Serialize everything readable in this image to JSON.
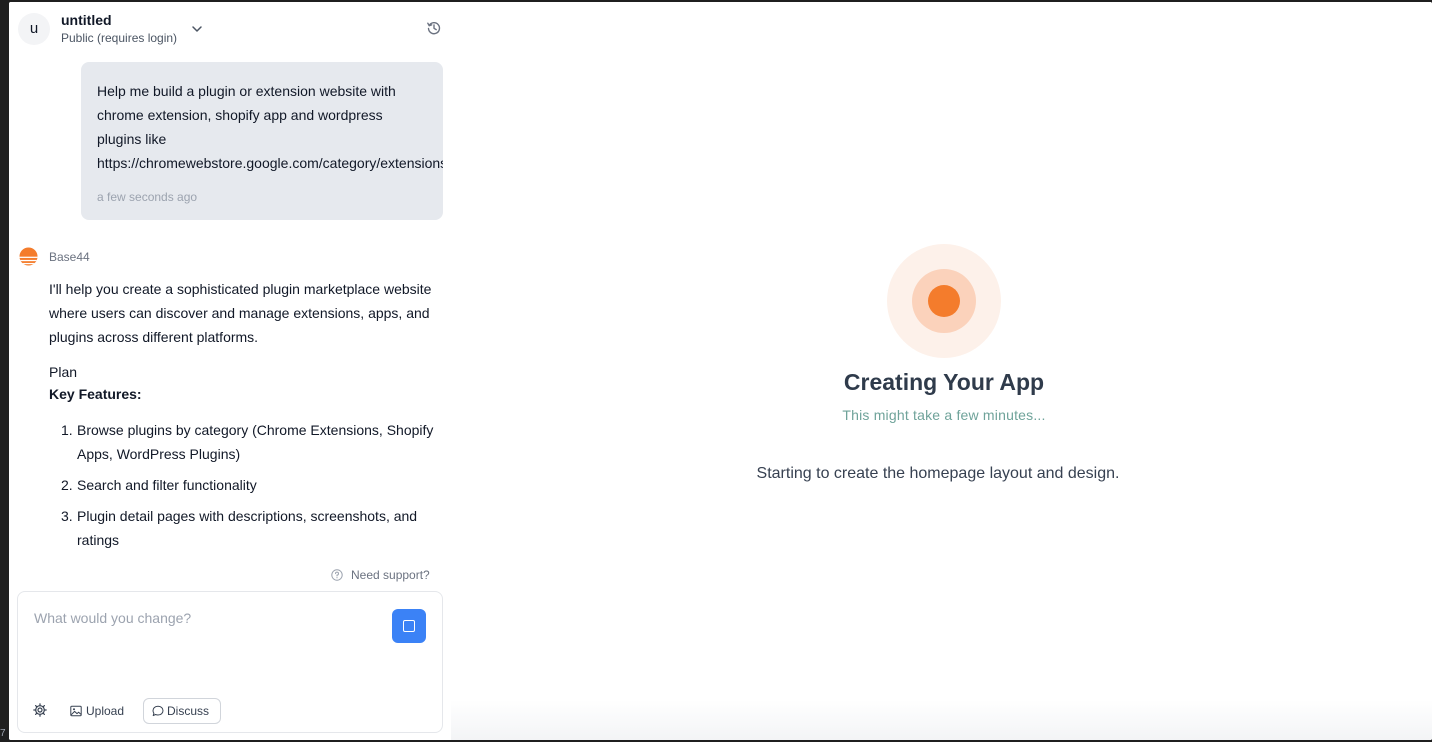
{
  "edge_number": "7",
  "header": {
    "avatar_letter": "u",
    "project_title": "untitled",
    "visibility": "Public (requires login)",
    "icons": {
      "dropdown": "chevron-down-icon",
      "history": "history-icon"
    }
  },
  "user_message": {
    "lines": [
      "Help me build a plugin or extension website with",
      "chrome extension, shopify app and wordpress",
      "plugins like",
      "https://chromewebstore.google.com/category/extensions"
    ],
    "time": "a few seconds ago"
  },
  "assistant": {
    "name": "Base44",
    "intro": "I'll help you create a sophisticated plugin marketplace website where users can discover and manage extensions, apps, and plugins across different platforms.",
    "plan_label": "Plan",
    "key_features_label": "Key Features:",
    "features": [
      {
        "num": "1.",
        "text": "Browse plugins by category (Chrome Extensions, Shopify Apps, WordPress Plugins)"
      },
      {
        "num": "2.",
        "text": "Search and filter functionality"
      },
      {
        "num": "3.",
        "text": "Plugin detail pages with descriptions, screenshots, and ratings"
      }
    ]
  },
  "support_label": "Need support?",
  "composer": {
    "placeholder": "What would you change?",
    "upload_label": "Upload",
    "discuss_label": "Discuss",
    "icons": {
      "settings": "gear-icon",
      "upload": "image-icon",
      "discuss": "chat-bubble-icon",
      "send": "stop-square-icon"
    }
  },
  "preview": {
    "title": "Creating Your App",
    "subtitle": "This might take a few minutes...",
    "status": "Starting to create the homepage layout and design."
  },
  "colors": {
    "accent_blue": "#3b82f6",
    "brand_orange": "#f47c2c",
    "subtitle_teal": "#6fa39a",
    "bubble_bg": "#e6e9ee"
  }
}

_____

Stated problem ▸
Copy every record above exactly, leaving out any pictures.

The output ▸
Serialize everything readable in this image to JSON.
{
  "edge_number": "7",
  "header": {
    "avatar_letter": "u",
    "project_title": "untitled",
    "visibility": "Public (requires login)",
    "icons": {
      "dropdown": "chevron-down-icon",
      "history": "history-icon"
    }
  },
  "user_message": {
    "lines": [
      "Help me build a plugin or extension website with",
      "chrome extension, shopify app and wordpress",
      "plugins like",
      "https://chromewebstore.google.com/category/extensions"
    ],
    "time": "a few seconds ago"
  },
  "assistant": {
    "name": "Base44",
    "intro": "I'll help you create a sophisticated plugin marketplace website where users can discover and manage extensions, apps, and plugins across different platforms.",
    "plan_label": "Plan",
    "key_features_label": "Key Features:",
    "features": [
      {
        "num": "1.",
        "text": "Browse plugins by category (Chrome Extensions, Shopify Apps, WordPress Plugins)"
      },
      {
        "num": "2.",
        "text": "Search and filter functionality"
      },
      {
        "num": "3.",
        "text": "Plugin detail pages with descriptions, screenshots, and ratings"
      }
    ]
  },
  "support_label": "Need support?",
  "composer": {
    "placeholder": "What would you change?",
    "upload_label": "Upload",
    "discuss_label": "Discuss",
    "icons": {
      "settings": "gear-icon",
      "upload": "image-icon",
      "discuss": "chat-bubble-icon",
      "send": "stop-square-icon"
    }
  },
  "preview": {
    "title": "Creating Your App",
    "subtitle": "This might take a few minutes...",
    "status": "Starting to create the homepage layout and design."
  },
  "colors": {
    "accent_blue": "#3b82f6",
    "brand_orange": "#f47c2c",
    "subtitle_teal": "#6fa39a",
    "bubble_bg": "#e6e9ee"
  }
}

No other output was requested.